INFORMATION SHOWN >>
/---

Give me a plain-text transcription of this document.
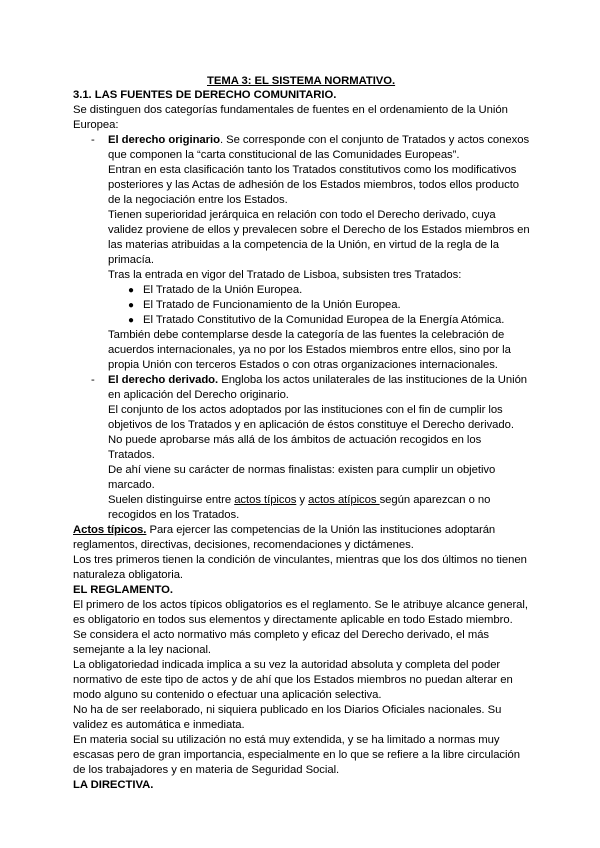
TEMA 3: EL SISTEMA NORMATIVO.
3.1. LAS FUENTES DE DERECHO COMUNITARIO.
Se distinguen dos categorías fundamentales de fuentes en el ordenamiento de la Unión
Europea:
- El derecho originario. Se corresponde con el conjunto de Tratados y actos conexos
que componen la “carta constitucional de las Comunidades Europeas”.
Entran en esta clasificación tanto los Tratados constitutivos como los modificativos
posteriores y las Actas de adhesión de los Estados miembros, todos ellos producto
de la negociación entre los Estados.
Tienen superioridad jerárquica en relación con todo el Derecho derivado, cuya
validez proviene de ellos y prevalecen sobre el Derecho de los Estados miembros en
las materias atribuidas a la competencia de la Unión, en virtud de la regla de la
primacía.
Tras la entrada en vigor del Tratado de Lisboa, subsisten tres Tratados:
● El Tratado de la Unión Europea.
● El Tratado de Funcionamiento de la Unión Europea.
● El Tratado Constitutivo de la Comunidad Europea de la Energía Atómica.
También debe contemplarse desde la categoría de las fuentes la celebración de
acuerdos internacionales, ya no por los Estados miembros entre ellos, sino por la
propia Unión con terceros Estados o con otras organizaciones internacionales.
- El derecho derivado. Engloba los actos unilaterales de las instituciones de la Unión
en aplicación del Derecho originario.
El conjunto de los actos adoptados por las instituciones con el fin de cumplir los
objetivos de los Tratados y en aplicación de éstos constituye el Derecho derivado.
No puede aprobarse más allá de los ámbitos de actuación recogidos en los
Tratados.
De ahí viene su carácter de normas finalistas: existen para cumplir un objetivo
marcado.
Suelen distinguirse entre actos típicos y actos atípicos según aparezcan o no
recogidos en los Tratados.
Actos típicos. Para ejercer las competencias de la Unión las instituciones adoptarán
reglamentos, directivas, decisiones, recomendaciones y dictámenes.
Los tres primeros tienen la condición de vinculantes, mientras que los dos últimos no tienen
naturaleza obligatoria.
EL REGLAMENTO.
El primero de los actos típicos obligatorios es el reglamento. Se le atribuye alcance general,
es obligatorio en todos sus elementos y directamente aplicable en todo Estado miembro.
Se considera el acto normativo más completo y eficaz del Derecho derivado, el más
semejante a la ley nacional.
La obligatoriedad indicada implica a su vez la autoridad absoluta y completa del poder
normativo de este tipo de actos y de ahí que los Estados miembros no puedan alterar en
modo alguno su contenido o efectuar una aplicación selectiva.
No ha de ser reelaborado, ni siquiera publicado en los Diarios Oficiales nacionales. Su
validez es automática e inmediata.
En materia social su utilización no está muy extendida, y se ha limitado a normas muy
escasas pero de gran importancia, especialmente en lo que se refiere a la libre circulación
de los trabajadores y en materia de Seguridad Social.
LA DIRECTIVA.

\---
/---

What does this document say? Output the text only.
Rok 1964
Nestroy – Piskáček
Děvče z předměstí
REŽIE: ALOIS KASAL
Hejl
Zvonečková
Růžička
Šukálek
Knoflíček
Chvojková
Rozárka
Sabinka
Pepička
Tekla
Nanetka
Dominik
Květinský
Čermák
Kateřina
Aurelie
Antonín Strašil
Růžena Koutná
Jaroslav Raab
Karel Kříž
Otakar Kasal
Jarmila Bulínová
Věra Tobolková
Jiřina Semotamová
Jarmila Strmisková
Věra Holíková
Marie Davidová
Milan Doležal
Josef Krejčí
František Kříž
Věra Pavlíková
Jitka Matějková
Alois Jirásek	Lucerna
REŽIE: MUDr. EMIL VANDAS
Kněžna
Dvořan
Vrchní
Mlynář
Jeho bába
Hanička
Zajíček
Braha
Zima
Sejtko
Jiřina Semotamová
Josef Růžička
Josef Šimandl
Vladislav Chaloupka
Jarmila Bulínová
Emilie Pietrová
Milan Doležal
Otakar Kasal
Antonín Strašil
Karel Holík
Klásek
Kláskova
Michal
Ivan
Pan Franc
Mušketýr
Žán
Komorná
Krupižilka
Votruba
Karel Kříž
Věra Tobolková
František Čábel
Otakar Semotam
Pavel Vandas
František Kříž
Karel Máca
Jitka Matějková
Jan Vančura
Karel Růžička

\---

EXERCISE REQUIREMENTS >>
Report each line in the preceding entries that holds the string "Estados".

FULL SOLUTION >>
posteriores y las Actas de adhesión de los Estados miembros, todos ellos producto
de la negociación entre los Estados.
validez proviene de ellos y prevalecen sobre el Derecho de los Estados miembros en
acuerdos internacionales, ya no por los Estados miembros entre ellos, sino por la
propia Unión con terceros Estados o con otras organizaciones internacionales.
normativo de este tipo de actos y de ahí que los Estados miembros no puedan alterar en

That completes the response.